--- GIVEN INFORMATION ---

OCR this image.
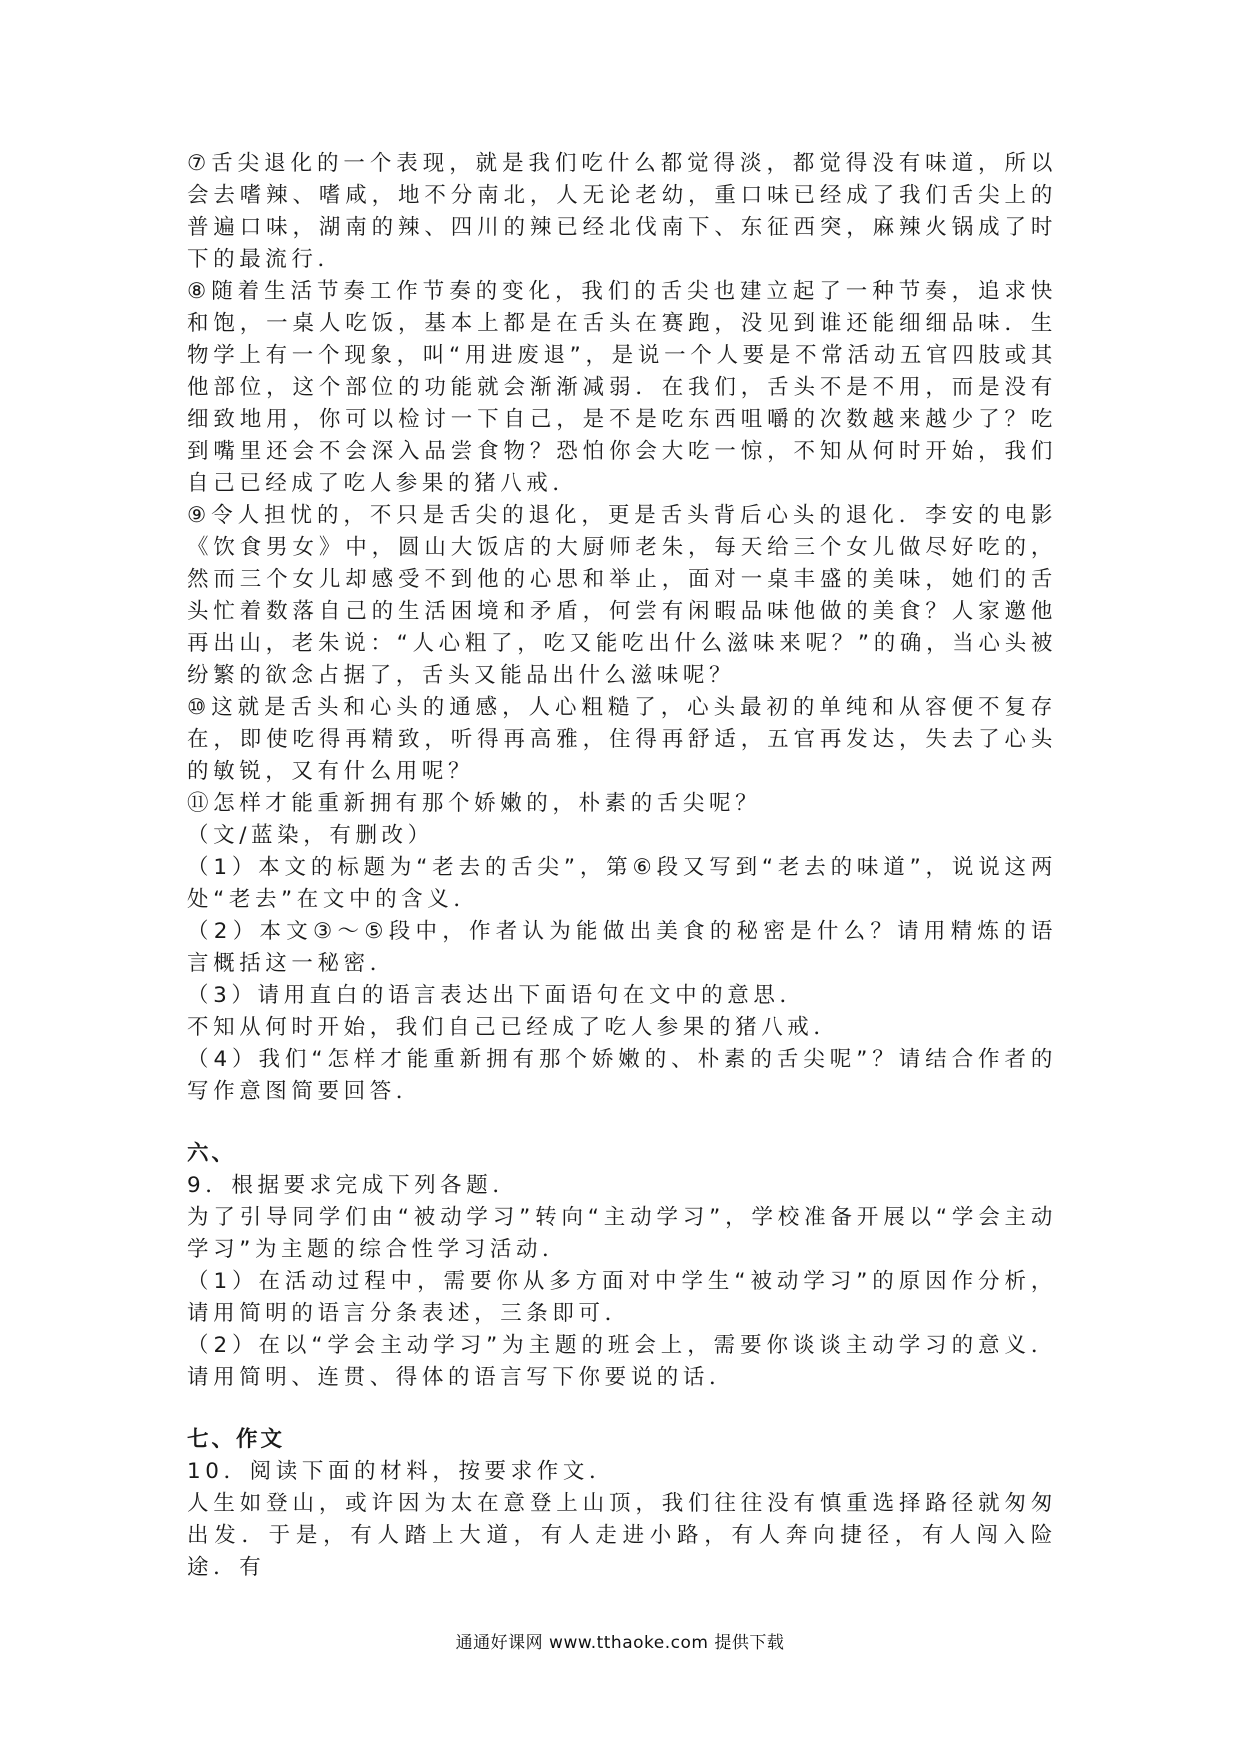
⑦舌尖退化的一个表现，就是我们吃什么都觉得淡，都觉得没有味道，所以会去嗜辣、嗜咸，地不分南北，人无论老幼，重口味已经成了我们舌尖上的普遍口味，湖南的辣、四川的辣已经北伐南下、东征西突，麻辣火锅成了时下的最流行．

⑧随着生活节奏工作节奏的变化，我们的舌尖也建立起了一种节奏，追求快和饱，一桌人吃饭，基本上都是在舌头在赛跑，没见到谁还能细细品味．生物学上有一个现象，叫“用进废退”，是说一个人要是不常活动五官四肢或其他部位，这个部位的功能就会渐渐减弱．在我们，舌头不是不用，而是没有细致地用，你可以检讨一下自己，是不是吃东西咀嚼的次数越来越少了？吃到嘴里还会不会深入品尝食物？恐怕你会大吃一惊，不知从何时开始，我们自己已经成了吃人参果的猪八戒．

⑨令人担忧的，不只是舌尖的退化，更是舌头背后心头的退化．李安的电影《饮食男女》中，圆山大饭店的大厨师老朱，每天给三个女儿做尽好吃的，然而三个女儿却感受不到他的心思和举止，面对一桌丰盛的美味，她们的舌头忙着数落自己的生活困境和矛盾，何尝有闲暇品味他做的美食？人家邀他再出山，老朱说：“人心粗了，吃又能吃出什么滋味来呢？”的确，当心头被纷繁的欲念占据了，舌头又能品出什么滋味呢？

⑩这就是舌头和心头的通感，人心粗糙了，心头最初的单纯和从容便不复存在，即使吃得再精致，听得再高雅，住得再舒适，五官再发达，失去了心头的敏锐，又有什么用呢？

⑪怎样才能重新拥有那个娇嫩的，朴素的舌尖呢？

（文/蓝染，有删改）

（1）本文的标题为“老去的舌尖”，第⑥段又写到“老去的味道”，说说这两处“老去”在文中的含义．

（2）本文③～⑤段中，作者认为能做出美食的秘密是什么？请用精炼的语言概括这一秘密．

（3）请用直白的语言表达出下面语句在文中的意思．

不知从何时开始，我们自己已经成了吃人参果的猪八戒．

（4）我们“怎样才能重新拥有那个娇嫩的、朴素的舌尖呢”？请结合作者的写作意图简要回答．

六、

9．根据要求完成下列各题．

为了引导同学们由“被动学习”转向“主动学习”，学校准备开展以“学会主动学习”为主题的综合性学习活动．

（1）在活动过程中，需要你从多方面对中学生“被动学习”的原因作分析，请用简明的语言分条表述，三条即可．

（2）在以“学会主动学习”为主题的班会上，需要你谈谈主动学习的意义．请用简明、连贯、得体的语言写下你要说的话．

七、作文

10．阅读下面的材料，按要求作文．

人生如登山，或许因为太在意登上山顶，我们往往没有慎重选择路径就匆匆出发．于是，有人踏上大道，有人走进小路，有人奔向捷径，有人闯入险途．有

通通好课网 www.tthaoke.com 提供下载
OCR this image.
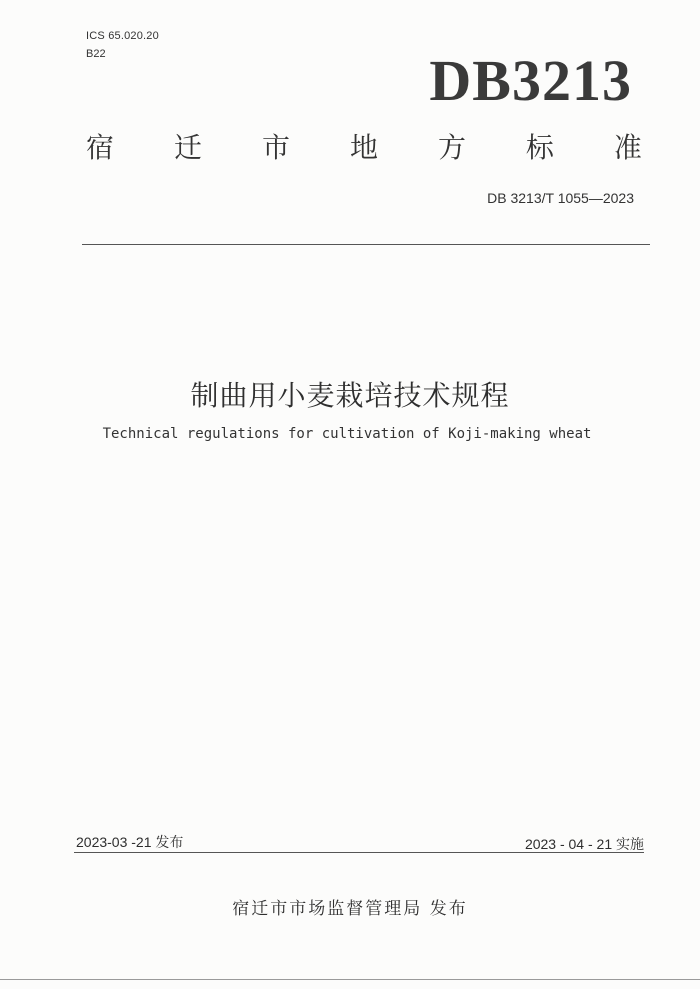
ICS 65.020.20
B22	DB3213
宿 迁 市 地 方 标 准
DB 3213/T 1055—2023
制曲用小麦栽培技术规程
Technical regulations for cultivation of Koji-making wheat
2023-03 -21 发布	2023 - 04 - 21 实施
宿迁市市场监督管理局 发布
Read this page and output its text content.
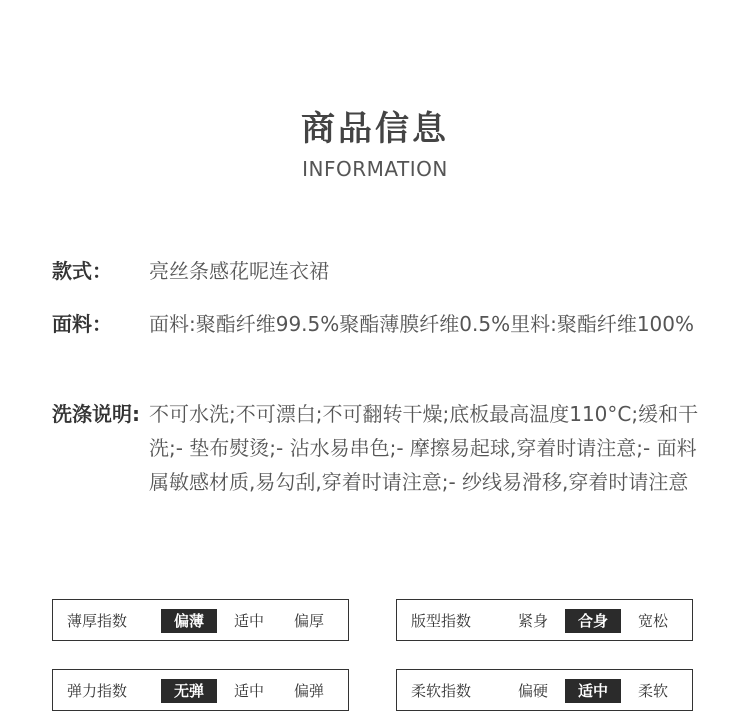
商品信息
INFORMATION
款式： 亮丝条感花呢连衣裙
面料： 面料:聚酯纤维99.5%聚酯薄膜纤维0.5%里料:聚酯纤维100%
洗涤说明: 不可水洗;不可漂白;不可翻转干燥;底板最高温度110°C;缓和干洗;- 垫布熨烫;- 沾水易串色;- 摩擦易起球,穿着时请注意;- 面料属敏感材质,易勾刮,穿着时请注意;- 纱线易滑移,穿着时请注意
薄厚指数	偏薄	适中	偏厚	版型指数	紧身	合身	宽松
弹力指数	无弹	适中	偏弹	柔软指数	偏硬	适中	柔软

---

# OBJECTIVE
From the line that contains "Read this page and output its text content." to the end of the material above, output every line exactly, both ends included, but leave out any pictures.

# TASK OUTPUT
Read this page and output its text content.
商品信息
INFORMATION
款式： 亮丝条感花呢连衣裙
面料： 面料:聚酯纤维99.5%聚酯薄膜纤维0.5%里料:聚酯纤维100%
洗涤说明: 不可水洗;不可漂白;不可翻转干燥;底板最高温度110°C;缓和干洗;- 垫布熨烫;- 沾水易串色;- 摩擦易起球,穿着时请注意;- 面料属敏感材质,易勾刮,穿着时请注意;- 纱线易滑移,穿着时请注意
薄厚指数	偏薄	适中	偏厚	版型指数	紧身	合身	宽松
弹力指数	无弹	适中	偏弹	柔软指数	偏硬	适中	柔软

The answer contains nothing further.